↓↓↓
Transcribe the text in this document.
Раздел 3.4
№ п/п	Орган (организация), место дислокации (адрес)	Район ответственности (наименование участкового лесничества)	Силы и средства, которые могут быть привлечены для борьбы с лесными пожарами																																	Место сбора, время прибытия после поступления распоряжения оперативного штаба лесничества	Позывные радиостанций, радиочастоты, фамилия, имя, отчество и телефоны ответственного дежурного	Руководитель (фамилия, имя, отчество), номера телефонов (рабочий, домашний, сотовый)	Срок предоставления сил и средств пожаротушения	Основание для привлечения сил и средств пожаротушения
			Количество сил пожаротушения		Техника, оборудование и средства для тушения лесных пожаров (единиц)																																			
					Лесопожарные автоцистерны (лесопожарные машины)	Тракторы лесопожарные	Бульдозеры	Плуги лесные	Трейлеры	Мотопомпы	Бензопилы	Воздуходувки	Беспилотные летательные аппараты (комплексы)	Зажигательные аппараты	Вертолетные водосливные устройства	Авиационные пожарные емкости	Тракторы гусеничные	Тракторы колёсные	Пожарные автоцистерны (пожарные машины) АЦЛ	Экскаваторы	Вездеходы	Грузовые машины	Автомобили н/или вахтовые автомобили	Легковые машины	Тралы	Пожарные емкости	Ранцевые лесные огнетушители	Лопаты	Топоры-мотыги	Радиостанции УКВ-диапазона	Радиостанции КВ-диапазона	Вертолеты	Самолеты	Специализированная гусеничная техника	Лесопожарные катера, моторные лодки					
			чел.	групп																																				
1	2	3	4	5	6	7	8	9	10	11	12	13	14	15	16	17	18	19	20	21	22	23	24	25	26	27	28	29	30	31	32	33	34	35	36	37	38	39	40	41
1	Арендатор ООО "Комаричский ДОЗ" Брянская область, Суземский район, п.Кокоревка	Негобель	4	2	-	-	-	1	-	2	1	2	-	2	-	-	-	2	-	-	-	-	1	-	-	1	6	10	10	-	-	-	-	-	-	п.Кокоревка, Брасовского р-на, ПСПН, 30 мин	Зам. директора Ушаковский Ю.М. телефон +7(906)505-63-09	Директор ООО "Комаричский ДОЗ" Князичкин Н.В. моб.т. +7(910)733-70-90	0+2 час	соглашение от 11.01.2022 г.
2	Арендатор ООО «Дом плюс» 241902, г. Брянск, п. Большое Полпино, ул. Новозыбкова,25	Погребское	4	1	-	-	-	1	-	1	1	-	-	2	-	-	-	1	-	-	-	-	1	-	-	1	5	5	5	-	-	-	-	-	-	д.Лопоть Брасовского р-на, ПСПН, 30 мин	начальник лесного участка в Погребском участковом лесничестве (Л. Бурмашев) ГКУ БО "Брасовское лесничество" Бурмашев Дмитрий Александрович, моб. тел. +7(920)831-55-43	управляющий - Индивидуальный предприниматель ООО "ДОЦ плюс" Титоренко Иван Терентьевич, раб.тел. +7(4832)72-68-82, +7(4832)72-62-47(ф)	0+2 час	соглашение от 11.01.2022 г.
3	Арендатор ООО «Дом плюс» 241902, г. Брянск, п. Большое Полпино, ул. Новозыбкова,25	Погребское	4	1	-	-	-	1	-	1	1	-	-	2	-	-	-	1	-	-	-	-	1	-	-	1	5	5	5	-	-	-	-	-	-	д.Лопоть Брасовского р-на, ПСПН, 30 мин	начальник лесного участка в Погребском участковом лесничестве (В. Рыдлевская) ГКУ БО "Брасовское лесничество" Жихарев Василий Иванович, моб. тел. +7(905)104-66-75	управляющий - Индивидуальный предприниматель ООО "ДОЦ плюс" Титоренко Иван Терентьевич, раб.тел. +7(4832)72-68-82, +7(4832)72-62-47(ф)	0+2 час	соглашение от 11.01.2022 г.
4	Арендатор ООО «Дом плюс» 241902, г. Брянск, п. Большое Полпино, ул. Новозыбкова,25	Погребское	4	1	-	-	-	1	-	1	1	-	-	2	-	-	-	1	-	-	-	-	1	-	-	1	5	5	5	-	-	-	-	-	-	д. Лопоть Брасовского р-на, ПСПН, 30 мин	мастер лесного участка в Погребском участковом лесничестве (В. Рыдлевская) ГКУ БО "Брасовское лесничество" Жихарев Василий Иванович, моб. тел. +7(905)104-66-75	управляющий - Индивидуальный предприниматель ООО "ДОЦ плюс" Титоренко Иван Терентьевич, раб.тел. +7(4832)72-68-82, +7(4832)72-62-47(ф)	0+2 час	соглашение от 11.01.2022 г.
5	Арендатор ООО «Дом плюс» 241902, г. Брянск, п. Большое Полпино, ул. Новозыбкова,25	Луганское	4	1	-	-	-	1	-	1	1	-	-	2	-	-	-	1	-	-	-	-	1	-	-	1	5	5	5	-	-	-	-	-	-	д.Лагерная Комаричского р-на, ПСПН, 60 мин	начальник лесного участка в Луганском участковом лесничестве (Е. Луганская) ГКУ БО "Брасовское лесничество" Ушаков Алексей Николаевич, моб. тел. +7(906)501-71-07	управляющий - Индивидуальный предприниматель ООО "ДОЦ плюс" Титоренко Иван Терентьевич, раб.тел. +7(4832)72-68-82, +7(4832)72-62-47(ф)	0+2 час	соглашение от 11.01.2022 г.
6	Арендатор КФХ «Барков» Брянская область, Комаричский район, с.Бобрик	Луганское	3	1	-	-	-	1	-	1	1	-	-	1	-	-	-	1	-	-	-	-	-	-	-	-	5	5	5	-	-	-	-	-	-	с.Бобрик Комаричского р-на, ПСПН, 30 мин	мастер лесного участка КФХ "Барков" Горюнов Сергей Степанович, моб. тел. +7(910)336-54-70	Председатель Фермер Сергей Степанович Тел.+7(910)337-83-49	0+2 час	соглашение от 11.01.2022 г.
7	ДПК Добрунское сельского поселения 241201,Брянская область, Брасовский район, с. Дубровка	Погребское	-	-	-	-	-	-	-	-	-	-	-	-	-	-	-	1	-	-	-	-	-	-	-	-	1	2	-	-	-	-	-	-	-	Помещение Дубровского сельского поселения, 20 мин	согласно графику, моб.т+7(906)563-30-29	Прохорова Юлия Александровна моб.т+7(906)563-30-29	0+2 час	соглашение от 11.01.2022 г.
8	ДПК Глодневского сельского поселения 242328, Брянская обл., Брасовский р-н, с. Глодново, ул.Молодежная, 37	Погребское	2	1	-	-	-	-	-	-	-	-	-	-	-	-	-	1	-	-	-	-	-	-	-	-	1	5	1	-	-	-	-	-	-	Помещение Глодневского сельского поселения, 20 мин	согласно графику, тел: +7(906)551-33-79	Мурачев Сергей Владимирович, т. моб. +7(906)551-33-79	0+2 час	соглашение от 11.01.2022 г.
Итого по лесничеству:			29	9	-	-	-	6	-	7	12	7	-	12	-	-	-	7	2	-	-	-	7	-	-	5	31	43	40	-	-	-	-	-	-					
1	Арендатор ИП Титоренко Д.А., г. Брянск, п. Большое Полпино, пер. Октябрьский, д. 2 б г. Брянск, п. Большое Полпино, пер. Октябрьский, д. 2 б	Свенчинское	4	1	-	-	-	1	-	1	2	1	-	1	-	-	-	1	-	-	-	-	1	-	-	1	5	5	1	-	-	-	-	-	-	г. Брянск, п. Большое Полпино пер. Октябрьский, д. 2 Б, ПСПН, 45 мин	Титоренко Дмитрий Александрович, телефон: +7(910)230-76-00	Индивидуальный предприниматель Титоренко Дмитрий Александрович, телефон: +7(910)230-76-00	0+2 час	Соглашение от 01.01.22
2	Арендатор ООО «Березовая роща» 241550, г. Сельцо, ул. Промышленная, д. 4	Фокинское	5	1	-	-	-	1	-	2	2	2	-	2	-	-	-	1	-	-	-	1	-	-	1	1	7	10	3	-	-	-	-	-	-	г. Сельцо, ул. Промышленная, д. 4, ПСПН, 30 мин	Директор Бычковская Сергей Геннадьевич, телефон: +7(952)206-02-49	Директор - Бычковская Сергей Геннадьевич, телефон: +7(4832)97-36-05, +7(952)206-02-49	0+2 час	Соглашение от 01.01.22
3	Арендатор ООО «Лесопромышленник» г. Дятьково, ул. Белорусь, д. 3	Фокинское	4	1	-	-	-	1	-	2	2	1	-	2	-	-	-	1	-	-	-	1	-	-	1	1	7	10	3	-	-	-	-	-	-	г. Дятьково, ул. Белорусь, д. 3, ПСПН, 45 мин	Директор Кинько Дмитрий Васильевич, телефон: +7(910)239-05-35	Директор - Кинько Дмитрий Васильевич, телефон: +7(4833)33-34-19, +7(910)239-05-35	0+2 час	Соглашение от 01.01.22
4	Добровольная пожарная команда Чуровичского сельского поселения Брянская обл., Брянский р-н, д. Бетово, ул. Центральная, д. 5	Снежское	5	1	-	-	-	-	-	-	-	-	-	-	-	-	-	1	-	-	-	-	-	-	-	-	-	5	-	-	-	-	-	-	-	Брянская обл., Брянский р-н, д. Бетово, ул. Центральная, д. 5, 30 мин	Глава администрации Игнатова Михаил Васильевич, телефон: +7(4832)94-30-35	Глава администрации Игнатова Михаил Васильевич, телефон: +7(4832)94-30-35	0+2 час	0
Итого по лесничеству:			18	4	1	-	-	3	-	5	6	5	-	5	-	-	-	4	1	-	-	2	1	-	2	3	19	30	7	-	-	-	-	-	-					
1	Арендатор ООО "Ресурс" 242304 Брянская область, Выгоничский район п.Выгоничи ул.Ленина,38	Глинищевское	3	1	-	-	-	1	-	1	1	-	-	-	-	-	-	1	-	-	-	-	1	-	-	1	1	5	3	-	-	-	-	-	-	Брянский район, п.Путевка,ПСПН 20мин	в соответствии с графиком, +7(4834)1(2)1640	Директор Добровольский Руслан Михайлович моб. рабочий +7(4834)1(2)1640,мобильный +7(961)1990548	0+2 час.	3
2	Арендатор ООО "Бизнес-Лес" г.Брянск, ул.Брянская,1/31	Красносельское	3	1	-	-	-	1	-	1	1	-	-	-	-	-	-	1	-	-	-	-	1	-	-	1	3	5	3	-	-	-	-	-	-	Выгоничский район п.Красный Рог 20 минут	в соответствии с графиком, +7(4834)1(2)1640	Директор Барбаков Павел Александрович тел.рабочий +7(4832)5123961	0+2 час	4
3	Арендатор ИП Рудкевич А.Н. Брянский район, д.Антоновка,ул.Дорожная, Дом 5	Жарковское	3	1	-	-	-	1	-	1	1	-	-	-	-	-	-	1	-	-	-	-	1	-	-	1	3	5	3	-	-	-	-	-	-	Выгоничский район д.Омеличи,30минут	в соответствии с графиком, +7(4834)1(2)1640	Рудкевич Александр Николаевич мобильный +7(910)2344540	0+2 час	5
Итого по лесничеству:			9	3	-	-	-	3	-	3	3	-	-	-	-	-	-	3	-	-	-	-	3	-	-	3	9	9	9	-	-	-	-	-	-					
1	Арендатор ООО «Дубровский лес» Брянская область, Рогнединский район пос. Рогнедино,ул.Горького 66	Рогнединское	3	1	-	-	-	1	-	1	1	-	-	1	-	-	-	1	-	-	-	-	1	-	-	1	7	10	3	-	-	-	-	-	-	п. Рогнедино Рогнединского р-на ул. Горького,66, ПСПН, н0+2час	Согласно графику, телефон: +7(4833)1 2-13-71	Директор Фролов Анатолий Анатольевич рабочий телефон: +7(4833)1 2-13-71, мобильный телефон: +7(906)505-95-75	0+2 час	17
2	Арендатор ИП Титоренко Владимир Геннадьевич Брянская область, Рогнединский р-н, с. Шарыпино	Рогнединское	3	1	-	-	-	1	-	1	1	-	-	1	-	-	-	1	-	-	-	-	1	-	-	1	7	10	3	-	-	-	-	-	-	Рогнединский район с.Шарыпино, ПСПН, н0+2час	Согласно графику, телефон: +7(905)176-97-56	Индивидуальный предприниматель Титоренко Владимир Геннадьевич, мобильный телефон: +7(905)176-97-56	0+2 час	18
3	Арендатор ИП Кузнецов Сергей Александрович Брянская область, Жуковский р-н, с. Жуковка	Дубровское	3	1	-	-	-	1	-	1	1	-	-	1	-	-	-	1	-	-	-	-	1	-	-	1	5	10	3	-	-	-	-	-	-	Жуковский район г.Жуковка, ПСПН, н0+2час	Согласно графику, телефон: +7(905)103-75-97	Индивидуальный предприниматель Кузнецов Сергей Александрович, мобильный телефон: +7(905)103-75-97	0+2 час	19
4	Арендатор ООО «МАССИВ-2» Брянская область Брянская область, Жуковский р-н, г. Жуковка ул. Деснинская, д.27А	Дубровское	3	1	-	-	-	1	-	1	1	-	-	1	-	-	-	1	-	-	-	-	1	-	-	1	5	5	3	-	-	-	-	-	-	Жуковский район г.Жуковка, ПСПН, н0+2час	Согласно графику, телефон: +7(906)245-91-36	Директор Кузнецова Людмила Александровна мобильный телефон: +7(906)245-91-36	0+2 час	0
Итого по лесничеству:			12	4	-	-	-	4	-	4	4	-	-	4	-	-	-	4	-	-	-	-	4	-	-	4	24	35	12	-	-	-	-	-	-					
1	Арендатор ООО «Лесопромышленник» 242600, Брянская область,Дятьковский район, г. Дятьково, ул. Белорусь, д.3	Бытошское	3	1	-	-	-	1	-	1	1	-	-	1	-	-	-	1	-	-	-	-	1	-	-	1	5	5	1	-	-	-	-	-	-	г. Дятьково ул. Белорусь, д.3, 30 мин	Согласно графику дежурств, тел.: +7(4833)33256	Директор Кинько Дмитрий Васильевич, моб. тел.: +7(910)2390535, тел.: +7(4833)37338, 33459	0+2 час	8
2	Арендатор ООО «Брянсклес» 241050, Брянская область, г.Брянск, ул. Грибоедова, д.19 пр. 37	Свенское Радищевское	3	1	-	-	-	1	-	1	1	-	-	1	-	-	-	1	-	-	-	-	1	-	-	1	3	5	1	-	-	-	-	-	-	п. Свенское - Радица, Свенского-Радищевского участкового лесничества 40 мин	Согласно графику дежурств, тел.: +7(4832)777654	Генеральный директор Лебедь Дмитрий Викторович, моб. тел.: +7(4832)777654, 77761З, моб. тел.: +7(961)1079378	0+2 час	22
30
↑↑↑
## Prompt
Search the data above for the string "Иванович" and return every line that has it.

## The completed task
3	Арендатор ООО «Дом плюс» 241902, г. Брянск, п. Большое Полпино, ул. Новозыбкова,25	Погребское	4	1	-	-	-	1	-	1	1	-	-	2	-	-	-	1	-	-	-	-	1	-	-	1	5	5	5	-	-	-	-	-	-	д.Лопоть Брасовского р-на, ПСПН, 30 мин	начальник лесного участка в Погребском участковом лесничестве (В. Рыдлевская) ГКУ БО "Брасовское лесничество" Жихарев Василий Иванович, моб. тел. +7(905)104-66-75	управляющий - Индивидуальный предприниматель ООО "ДОЦ плюс" Титоренко Иван Терентьевич, раб.тел. +7(4832)72-68-82, +7(4832)72-62-47(ф)	0+2 час	соглашение от 11.01.2022 г.
4	Арендатор ООО «Дом плюс» 241902, г. Брянск, п. Большое Полпино, ул. Новозыбкова,25	Погребское	4	1	-	-	-	1	-	1	1	-	-	2	-	-	-	1	-	-	-	-	1	-	-	1	5	5	5	-	-	-	-	-	-	д. Лопоть Брасовского р-на, ПСПН, 30 мин	мастер лесного участка в Погребском участковом лесничестве (В. Рыдлевская) ГКУ БО "Брасовское лесничество" Жихарев Василий Иванович, моб. тел. +7(905)104-66-75	управляющий - Индивидуальный предприниматель ООО "ДОЦ плюс" Титоренко Иван Терентьевич, раб.тел. +7(4832)72-68-82, +7(4832)72-62-47(ф)	0+2 час	соглашение от 11.01.2022 г.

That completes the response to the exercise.